## Information shown

+-------+

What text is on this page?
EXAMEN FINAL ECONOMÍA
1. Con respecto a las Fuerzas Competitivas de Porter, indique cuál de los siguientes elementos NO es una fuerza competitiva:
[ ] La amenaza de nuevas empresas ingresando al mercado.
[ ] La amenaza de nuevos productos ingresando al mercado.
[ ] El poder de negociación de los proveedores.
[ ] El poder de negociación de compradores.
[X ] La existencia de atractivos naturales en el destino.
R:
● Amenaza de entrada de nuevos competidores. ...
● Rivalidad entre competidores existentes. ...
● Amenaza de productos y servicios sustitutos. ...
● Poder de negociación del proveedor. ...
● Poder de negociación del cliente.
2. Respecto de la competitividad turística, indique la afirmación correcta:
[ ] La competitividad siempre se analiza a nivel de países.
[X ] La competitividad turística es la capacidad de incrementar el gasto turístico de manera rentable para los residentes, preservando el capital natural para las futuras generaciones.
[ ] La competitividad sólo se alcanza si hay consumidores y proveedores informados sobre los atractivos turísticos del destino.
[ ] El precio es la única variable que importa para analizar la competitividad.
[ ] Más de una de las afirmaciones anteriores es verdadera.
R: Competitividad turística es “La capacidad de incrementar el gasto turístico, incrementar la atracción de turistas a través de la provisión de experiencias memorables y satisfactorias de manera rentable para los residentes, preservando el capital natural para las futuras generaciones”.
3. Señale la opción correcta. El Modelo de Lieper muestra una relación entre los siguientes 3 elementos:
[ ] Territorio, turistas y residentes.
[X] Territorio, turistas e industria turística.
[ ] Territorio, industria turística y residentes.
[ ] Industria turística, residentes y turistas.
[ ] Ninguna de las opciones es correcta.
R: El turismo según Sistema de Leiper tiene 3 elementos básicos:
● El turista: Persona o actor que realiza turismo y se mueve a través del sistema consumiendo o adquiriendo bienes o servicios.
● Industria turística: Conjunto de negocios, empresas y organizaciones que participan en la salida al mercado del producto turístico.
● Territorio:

+-------+

Leave out every line without the string "correcta" and copy the rest.

2. Respecto de la competitividad turística, indique la afirmación correcta:
3. Señale la opción correcta. El Modelo de Lieper muestra una relación entre los siguientes 3 elementos:
[ ] Ninguna de las opciones es correcta.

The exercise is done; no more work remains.